Instruction: Each line below should be reproduced without any alteration.

Data for the task:
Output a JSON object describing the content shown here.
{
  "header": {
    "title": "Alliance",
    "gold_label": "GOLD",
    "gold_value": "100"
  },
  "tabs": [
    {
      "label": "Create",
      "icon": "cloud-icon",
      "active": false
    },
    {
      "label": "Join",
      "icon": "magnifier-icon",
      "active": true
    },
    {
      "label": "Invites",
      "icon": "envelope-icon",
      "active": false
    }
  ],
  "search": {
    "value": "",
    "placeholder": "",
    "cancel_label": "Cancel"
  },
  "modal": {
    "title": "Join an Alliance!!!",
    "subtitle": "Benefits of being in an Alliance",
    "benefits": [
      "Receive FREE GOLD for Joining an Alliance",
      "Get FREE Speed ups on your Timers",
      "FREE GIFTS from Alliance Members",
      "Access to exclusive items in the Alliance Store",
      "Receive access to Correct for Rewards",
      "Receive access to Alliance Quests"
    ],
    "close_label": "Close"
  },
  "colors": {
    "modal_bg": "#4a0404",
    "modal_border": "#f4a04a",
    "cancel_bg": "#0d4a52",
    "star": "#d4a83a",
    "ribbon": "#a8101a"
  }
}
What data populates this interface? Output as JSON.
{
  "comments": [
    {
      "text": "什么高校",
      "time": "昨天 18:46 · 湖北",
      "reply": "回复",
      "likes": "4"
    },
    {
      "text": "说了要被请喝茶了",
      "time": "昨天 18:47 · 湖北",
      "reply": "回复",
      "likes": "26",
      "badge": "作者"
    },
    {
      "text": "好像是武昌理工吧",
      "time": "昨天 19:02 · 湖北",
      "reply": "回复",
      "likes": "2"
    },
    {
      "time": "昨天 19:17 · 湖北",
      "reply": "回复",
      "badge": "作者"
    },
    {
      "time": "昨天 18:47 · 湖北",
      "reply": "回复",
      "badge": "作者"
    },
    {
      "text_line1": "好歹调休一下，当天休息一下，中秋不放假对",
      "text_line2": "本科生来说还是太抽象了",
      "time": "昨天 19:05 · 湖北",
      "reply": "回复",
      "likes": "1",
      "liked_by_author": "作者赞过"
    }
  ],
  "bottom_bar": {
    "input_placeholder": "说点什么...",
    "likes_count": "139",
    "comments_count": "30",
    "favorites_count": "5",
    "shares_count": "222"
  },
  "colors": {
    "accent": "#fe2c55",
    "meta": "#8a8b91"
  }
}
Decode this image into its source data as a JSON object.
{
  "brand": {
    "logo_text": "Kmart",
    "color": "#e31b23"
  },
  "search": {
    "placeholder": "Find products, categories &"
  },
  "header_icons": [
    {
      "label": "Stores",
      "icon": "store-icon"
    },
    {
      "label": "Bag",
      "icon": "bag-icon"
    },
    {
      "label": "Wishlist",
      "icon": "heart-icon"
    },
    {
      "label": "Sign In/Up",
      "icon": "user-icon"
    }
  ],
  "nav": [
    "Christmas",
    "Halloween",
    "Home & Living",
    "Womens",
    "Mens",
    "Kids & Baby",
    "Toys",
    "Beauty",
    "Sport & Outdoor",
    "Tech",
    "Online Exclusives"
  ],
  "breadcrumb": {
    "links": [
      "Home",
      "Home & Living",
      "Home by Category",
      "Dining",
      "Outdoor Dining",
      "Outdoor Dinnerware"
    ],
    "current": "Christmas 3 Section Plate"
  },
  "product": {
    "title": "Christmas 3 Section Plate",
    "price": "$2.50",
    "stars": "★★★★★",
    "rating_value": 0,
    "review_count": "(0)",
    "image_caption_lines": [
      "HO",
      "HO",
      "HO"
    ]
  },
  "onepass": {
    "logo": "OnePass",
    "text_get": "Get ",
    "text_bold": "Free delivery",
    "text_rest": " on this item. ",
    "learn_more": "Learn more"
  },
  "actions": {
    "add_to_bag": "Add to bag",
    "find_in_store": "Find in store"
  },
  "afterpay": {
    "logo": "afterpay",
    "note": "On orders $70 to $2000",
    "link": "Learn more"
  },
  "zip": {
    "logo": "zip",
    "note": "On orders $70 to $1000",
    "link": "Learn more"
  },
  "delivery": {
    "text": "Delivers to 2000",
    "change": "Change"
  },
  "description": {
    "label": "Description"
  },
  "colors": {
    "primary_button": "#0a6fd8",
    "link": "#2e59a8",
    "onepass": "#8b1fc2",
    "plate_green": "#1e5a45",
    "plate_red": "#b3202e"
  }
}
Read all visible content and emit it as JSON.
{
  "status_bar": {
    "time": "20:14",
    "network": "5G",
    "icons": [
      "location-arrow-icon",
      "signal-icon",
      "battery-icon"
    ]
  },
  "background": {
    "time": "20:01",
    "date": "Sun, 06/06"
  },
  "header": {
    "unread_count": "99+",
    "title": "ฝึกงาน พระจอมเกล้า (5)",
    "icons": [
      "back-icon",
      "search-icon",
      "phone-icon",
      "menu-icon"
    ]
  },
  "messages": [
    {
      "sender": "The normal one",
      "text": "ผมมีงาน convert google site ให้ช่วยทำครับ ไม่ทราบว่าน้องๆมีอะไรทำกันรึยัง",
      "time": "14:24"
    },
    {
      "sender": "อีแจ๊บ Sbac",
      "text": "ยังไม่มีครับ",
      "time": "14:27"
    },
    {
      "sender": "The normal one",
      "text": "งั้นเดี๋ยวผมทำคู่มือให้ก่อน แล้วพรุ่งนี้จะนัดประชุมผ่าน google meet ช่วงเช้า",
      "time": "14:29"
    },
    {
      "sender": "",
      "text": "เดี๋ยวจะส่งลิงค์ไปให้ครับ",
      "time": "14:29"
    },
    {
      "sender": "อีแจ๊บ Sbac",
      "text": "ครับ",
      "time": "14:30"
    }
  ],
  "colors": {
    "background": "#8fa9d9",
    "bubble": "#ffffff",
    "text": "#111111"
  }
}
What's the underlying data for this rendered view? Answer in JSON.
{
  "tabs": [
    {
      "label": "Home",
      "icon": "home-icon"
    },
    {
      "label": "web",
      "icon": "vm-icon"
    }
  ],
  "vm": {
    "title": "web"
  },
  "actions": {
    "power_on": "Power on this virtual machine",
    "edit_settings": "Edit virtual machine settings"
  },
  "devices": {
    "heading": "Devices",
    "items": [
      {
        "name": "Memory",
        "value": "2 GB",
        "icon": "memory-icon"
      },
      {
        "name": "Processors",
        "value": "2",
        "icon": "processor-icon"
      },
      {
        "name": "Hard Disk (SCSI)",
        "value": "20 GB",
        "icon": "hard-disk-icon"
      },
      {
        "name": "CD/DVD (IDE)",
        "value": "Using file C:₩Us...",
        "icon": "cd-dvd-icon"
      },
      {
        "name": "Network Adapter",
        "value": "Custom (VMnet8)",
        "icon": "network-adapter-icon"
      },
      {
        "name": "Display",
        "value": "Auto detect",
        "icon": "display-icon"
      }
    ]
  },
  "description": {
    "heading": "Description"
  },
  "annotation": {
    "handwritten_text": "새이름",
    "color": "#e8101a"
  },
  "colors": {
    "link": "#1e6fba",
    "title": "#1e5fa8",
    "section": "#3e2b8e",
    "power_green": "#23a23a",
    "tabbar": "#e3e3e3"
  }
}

Solution for this exercise:
Output a JSON object describing the content shown here.
{
  "header": {
    "title": "Alliance",
    "gold_label": "GOLD",
    "gold_value": "100"
  },
  "tabs": [
    {
      "label": "Create",
      "icon": "cloud-icon",
      "active": false
    },
    {
      "label": "Join",
      "icon": "magnifier-icon",
      "active": true
    },
    {
      "label": "Invites",
      "icon": "envelope-icon",
      "active": false
    }
  ],
  "search": {
    "value": "",
    "placeholder": "",
    "cancel_label": "Cancel"
  },
  "modal": {
    "title": "Join an Alliance!!!",
    "subtitle": "Benefits of being in an Alliance",
    "benefits": [
      "Receive FREE GOLD for Joining an Alliance",
      "Get FREE Speed ups on your Timers",
      "FREE GIFTS from Alliance Members",
      "Access to exclusive items in the Alliance Store",
      "Receive access to Correct for Rewards",
      "Receive access to Alliance Quests"
    ],
    "close_label": "Close"
  },
  "colors": {
    "modal_bg": "#4a0404",
    "modal_border": "#f4a04a",
    "cancel_bg": "#0d4a52",
    "star": "#d4a83a",
    "ribbon": "#a8101a"
  }
}
What data populates this interface? Output as JSON.
{
  "comments": [
    {
      "text": "什么高校",
      "time": "昨天 18:46 · 湖北",
      "reply": "回复",
      "likes": "4"
    },
    {
      "text": "说了要被请喝茶了",
      "time": "昨天 18:47 · 湖北",
      "reply": "回复",
      "likes": "26",
      "badge": "作者"
    },
    {
      "text": "好像是武昌理工吧",
      "time": "昨天 19:02 · 湖北",
      "reply": "回复",
      "likes": "2"
    },
    {
      "time": "昨天 19:17 · 湖北",
      "reply": "回复",
      "badge": "作者"
    },
    {
      "time": "昨天 18:47 · 湖北",
      "reply": "回复",
      "badge": "作者"
    },
    {
      "text_line1": "好歹调休一下，当天休息一下，中秋不放假对",
      "text_line2": "本科生来说还是太抽象了",
      "time": "昨天 19:05 · 湖北",
      "reply": "回复",
      "likes": "1",
      "liked_by_author": "作者赞过"
    }
  ],
  "bottom_bar": {
    "input_placeholder": "说点什么...",
    "likes_count": "139",
    "comments_count": "30",
    "favorites_count": "5",
    "shares_count": "222"
  },
  "colors": {
    "accent": "#fe2c55",
    "meta": "#8a8b91"
  }
}
Decode this image into its source data as a JSON object.
{
  "brand": {
    "logo_text": "Kmart",
    "color": "#e31b23"
  },
  "search": {
    "placeholder": "Find products, categories &"
  },
  "header_icons": [
    {
      "label": "Stores",
      "icon": "store-icon"
    },
    {
      "label": "Bag",
      "icon": "bag-icon"
    },
    {
      "label": "Wishlist",
      "icon": "heart-icon"
    },
    {
      "label": "Sign In/Up",
      "icon": "user-icon"
    }
  ],
  "nav": [
    "Christmas",
    "Halloween",
    "Home & Living",
    "Womens",
    "Mens",
    "Kids & Baby",
    "Toys",
    "Beauty",
    "Sport & Outdoor",
    "Tech",
    "Online Exclusives"
  ],
  "breadcrumb": {
    "links": [
      "Home",
      "Home & Living",
      "Home by Category",
      "Dining",
      "Outdoor Dining",
      "Outdoor Dinnerware"
    ],
    "current": "Christmas 3 Section Plate"
  },
  "product": {
    "title": "Christmas 3 Section Plate",
    "price": "$2.50",
    "stars": "★★★★★",
    "rating_value": 0,
    "review_count": "(0)",
    "image_caption_lines": [
      "HO",
      "HO",
      "HO"
    ]
  },
  "onepass": {
    "logo": "OnePass",
    "text_get": "Get ",
    "text_bold": "Free delivery",
    "text_rest": " on this item. ",
    "learn_more": "Learn more"
  },
  "actions": {
    "add_to_bag": "Add to bag",
    "find_in_store": "Find in store"
  },
  "afterpay": {
    "logo": "afterpay",
    "note": "On orders $70 to $2000",
    "link": "Learn more"
  },
  "zip": {
    "logo": "zip",
    "note": "On orders $70 to $1000",
    "link": "Learn more"
  },
  "delivery": {
    "text": "Delivers to 2000",
    "change": "Change"
  },
  "description": {
    "label": "Description"
  },
  "colors": {
    "primary_button": "#0a6fd8",
    "link": "#2e59a8",
    "onepass": "#8b1fc2",
    "plate_green": "#1e5a45",
    "plate_red": "#b3202e"
  }
}
Read all visible content and emit it as JSON.
{
  "status_bar": {
    "time": "20:14",
    "network": "5G",
    "icons": [
      "location-arrow-icon",
      "signal-icon",
      "battery-icon"
    ]
  },
  "background": {
    "time": "20:01",
    "date": "Sun, 06/06"
  },
  "header": {
    "unread_count": "99+",
    "title": "ฝึกงาน พระจอมเกล้า (5)",
    "icons": [
      "back-icon",
      "search-icon",
      "phone-icon",
      "menu-icon"
    ]
  },
  "messages": [
    {
      "sender": "The normal one",
      "text": "ผมมีงาน convert google site ให้ช่วยทำครับ ไม่ทราบว่าน้องๆมีอะไรทำกันรึยัง",
      "time": "14:24"
    },
    {
      "sender": "อีแจ๊บ Sbac",
      "text": "ยังไม่มีครับ",
      "time": "14:27"
    },
    {
      "sender": "The normal one",
      "text": "งั้นเดี๋ยวผมทำคู่มือให้ก่อน แล้วพรุ่งนี้จะนัดประชุมผ่าน google meet ช่วงเช้า",
      "time": "14:29"
    },
    {
      "sender": "",
      "text": "เดี๋ยวจะส่งลิงค์ไปให้ครับ",
      "time": "14:29"
    },
    {
      "sender": "อีแจ๊บ Sbac",
      "text": "ครับ",
      "time": "14:30"
    }
  ],
  "colors": {
    "background": "#8fa9d9",
    "bubble": "#ffffff",
    "text": "#111111"
  }
}
What's the underlying data for this rendered view? Answer in JSON.
{
  "tabs": [
    {
      "label": "Home",
      "icon": "home-icon"
    },
    {
      "label": "web",
      "icon": "vm-icon"
    }
  ],
  "vm": {
    "title": "web"
  },
  "actions": {
    "power_on": "Power on this virtual machine",
    "edit_settings": "Edit virtual machine settings"
  },
  "devices": {
    "heading": "Devices",
    "items": [
      {
        "name": "Memory",
        "value": "2 GB",
        "icon": "memory-icon"
      },
      {
        "name": "Processors",
        "value": "2",
        "icon": "processor-icon"
      },
      {
        "name": "Hard Disk (SCSI)",
        "value": "20 GB",
        "icon": "hard-disk-icon"
      },
      {
        "name": "CD/DVD (IDE)",
        "value": "Using file C:₩Us...",
        "icon": "cd-dvd-icon"
      },
      {
        "name": "Network Adapter",
        "value": "Custom (VMnet8)",
        "icon": "network-adapter-icon"
      },
      {
        "name": "Display",
        "value": "Auto detect",
        "icon": "display-icon"
      }
    ]
  },
  "description": {
    "heading": "Description"
  },
  "annotation": {
    "handwritten_text": "새이름",
    "color": "#e8101a"
  },
  "colors": {
    "link": "#1e6fba",
    "title": "#1e5fa8",
    "section": "#3e2b8e",
    "power_green": "#23a23a",
    "tabbar": "#e3e3e3"
  }
}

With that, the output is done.